PROMPT:
Copy out every line in which the string "could" occurs.

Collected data

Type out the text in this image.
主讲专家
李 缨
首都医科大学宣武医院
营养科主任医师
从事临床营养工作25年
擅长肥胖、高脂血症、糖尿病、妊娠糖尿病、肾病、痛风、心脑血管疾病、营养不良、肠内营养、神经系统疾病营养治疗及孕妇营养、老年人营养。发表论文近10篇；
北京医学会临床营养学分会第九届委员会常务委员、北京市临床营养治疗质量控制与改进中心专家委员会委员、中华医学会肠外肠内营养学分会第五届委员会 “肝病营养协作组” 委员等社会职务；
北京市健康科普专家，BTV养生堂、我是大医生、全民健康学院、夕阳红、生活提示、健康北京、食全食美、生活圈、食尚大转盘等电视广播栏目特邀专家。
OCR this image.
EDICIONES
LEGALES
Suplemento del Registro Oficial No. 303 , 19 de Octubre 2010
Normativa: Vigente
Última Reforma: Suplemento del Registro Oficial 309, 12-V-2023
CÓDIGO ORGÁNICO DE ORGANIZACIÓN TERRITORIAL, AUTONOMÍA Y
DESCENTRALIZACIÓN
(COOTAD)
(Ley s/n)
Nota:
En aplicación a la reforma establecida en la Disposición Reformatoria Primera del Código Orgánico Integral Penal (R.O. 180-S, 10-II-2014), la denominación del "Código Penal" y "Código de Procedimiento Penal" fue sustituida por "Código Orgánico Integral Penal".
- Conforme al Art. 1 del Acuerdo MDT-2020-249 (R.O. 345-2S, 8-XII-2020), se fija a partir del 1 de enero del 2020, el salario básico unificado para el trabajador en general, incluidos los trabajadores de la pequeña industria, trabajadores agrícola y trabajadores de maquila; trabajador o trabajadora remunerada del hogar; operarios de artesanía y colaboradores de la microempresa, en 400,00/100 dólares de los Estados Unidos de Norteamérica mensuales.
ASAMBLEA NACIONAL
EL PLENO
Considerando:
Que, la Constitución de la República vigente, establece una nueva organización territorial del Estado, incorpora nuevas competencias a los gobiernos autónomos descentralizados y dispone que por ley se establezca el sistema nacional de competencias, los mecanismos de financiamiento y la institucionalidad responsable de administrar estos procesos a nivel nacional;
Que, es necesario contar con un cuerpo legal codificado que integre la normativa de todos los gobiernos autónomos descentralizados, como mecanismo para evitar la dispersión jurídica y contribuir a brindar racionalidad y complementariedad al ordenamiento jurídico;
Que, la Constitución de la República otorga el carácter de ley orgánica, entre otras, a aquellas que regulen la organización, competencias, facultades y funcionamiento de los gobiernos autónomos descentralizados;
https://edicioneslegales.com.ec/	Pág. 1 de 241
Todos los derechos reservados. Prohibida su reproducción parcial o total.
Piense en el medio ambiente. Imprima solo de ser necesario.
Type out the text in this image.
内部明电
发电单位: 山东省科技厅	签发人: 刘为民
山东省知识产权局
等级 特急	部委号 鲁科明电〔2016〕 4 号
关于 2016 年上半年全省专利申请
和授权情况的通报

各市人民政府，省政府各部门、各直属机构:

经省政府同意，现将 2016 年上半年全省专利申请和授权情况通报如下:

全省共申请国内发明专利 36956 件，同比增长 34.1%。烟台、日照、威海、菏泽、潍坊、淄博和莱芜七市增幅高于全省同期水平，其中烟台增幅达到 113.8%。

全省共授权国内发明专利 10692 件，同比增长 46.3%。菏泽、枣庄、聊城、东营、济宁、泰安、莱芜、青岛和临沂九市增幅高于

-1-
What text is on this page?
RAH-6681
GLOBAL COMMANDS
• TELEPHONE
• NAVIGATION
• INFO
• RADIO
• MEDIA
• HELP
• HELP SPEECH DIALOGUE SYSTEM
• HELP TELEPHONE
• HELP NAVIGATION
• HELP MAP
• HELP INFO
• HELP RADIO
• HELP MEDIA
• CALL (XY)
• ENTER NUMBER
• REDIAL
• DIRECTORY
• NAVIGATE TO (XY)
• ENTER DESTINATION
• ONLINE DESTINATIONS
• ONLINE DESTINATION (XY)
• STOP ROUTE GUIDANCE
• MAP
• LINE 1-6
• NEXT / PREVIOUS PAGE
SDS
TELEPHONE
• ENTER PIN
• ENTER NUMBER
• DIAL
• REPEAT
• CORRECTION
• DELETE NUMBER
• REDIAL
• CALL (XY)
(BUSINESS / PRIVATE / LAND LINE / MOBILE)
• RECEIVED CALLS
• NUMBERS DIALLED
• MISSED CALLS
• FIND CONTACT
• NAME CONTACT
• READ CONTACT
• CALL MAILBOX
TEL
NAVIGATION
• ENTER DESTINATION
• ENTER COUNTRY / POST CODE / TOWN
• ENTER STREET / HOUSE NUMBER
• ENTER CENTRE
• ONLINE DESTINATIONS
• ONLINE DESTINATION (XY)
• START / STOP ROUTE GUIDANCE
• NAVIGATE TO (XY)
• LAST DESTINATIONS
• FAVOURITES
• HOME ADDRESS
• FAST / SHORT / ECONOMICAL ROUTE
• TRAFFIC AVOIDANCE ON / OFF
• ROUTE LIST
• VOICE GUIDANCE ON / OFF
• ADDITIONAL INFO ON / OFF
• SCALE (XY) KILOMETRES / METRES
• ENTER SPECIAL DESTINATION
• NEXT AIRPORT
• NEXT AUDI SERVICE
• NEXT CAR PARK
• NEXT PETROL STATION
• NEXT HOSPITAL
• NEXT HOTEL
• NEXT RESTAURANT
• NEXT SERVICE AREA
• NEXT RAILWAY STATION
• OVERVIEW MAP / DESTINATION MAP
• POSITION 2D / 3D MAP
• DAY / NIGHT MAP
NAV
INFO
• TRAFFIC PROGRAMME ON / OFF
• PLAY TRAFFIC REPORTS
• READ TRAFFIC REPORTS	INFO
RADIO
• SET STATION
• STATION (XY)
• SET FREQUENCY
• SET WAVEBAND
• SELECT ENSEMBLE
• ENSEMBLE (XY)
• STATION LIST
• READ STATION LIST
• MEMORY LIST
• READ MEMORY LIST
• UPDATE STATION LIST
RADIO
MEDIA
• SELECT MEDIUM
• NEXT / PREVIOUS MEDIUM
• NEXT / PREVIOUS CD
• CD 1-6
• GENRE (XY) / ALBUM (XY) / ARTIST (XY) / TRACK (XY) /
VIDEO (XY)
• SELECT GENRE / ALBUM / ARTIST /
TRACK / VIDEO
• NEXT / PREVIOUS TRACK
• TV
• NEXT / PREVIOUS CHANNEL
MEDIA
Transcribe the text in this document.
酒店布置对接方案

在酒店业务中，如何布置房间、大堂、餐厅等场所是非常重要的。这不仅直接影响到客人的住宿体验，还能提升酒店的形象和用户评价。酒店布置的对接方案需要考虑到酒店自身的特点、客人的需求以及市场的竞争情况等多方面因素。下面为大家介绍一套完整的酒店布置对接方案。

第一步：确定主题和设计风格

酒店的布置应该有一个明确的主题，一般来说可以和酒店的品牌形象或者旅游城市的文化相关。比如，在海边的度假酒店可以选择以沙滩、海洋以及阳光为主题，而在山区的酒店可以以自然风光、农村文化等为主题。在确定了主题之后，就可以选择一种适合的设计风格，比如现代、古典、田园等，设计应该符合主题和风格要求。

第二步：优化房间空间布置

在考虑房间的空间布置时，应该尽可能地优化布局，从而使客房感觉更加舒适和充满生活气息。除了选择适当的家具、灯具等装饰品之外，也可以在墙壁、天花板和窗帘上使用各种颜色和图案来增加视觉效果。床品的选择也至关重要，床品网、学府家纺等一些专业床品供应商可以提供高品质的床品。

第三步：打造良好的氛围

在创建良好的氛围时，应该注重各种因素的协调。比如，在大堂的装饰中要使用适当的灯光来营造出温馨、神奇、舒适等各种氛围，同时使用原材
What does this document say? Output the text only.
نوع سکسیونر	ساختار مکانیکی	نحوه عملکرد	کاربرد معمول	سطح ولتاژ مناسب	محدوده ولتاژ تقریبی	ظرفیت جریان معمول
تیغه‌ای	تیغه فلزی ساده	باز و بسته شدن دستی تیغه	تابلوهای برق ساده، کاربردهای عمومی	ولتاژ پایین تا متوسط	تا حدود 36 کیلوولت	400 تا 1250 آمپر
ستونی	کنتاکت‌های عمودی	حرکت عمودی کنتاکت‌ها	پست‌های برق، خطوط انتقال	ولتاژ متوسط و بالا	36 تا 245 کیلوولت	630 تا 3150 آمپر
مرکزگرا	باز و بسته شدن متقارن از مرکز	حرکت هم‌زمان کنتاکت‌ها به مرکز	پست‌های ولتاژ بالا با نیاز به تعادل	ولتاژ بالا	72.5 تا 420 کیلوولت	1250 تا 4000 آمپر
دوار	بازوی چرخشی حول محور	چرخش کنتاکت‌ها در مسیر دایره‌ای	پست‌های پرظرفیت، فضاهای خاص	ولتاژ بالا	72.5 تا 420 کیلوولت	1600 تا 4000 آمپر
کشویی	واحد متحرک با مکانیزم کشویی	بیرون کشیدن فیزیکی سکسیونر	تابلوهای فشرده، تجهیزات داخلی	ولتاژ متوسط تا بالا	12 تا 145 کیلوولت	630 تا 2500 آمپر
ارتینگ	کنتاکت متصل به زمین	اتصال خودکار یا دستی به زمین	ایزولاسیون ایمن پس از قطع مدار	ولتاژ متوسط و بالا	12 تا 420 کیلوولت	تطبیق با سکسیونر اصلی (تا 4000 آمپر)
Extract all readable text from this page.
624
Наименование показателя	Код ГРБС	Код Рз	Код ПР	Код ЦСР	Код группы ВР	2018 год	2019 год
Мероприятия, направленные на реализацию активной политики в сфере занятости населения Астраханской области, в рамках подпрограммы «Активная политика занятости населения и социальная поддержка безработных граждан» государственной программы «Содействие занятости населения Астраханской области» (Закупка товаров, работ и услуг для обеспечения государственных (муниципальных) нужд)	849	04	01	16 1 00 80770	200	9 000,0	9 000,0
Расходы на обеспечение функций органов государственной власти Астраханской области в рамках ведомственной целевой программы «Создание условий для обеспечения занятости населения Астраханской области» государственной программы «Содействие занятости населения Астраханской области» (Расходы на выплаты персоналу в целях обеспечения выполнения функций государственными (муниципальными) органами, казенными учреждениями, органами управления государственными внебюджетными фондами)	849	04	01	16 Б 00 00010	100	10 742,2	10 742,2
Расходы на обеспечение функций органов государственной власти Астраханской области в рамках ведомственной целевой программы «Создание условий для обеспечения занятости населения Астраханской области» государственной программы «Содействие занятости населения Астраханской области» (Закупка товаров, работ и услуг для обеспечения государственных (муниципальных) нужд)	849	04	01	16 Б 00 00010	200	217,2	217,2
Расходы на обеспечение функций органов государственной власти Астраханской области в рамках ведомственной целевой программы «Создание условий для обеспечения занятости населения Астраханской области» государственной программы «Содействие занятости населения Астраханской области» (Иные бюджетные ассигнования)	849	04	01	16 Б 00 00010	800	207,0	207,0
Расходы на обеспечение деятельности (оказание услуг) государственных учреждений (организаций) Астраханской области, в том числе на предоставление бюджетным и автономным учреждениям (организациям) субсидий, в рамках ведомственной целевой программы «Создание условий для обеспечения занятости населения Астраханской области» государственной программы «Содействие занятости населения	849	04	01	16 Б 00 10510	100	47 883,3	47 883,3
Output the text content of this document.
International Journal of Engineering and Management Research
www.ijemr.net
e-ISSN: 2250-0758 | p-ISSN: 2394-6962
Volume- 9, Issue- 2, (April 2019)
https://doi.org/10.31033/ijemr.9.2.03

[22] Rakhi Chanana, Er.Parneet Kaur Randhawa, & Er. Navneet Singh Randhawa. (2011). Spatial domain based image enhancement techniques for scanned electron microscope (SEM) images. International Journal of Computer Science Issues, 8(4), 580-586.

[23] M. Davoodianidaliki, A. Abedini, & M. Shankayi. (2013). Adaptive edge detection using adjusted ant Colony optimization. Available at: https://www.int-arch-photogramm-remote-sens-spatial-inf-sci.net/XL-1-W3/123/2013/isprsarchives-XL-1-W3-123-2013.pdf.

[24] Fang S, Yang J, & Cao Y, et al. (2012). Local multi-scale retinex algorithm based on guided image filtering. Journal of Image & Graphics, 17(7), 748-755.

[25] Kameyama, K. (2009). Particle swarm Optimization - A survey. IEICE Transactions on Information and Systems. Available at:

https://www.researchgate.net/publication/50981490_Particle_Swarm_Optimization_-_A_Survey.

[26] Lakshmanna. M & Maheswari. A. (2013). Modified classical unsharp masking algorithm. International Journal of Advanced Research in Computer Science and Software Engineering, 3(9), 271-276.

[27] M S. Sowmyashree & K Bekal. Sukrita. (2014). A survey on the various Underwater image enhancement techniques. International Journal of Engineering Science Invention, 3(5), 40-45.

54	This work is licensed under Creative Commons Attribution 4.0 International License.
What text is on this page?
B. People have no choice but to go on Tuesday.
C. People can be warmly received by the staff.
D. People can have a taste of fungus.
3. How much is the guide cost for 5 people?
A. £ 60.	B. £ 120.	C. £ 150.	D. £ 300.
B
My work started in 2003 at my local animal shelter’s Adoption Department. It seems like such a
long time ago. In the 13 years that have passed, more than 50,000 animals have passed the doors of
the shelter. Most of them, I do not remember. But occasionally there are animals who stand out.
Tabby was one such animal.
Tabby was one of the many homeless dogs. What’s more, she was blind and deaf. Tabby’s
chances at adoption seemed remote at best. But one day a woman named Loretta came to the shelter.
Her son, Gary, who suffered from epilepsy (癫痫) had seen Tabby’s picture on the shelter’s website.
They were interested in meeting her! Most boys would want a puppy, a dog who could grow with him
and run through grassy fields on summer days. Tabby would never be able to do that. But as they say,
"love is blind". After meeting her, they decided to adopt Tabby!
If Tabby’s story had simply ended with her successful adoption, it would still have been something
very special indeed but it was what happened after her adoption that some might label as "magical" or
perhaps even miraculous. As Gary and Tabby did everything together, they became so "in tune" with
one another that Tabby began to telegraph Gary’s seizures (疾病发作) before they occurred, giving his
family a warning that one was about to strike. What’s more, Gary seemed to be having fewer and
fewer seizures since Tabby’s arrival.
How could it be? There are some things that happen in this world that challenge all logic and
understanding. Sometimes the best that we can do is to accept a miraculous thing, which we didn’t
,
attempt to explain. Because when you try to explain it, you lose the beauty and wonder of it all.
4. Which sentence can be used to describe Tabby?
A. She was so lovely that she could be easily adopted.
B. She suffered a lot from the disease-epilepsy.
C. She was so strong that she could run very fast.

TASK SOLUTION:
They were interested in meeting her! Most boys would want a puppy, a dog who could grow with him
How could it be? There are some things that happen in this world that challenge all logic and
A. She was so lovely that she could be easily adopted.
C. She was so strong that she could run very fast.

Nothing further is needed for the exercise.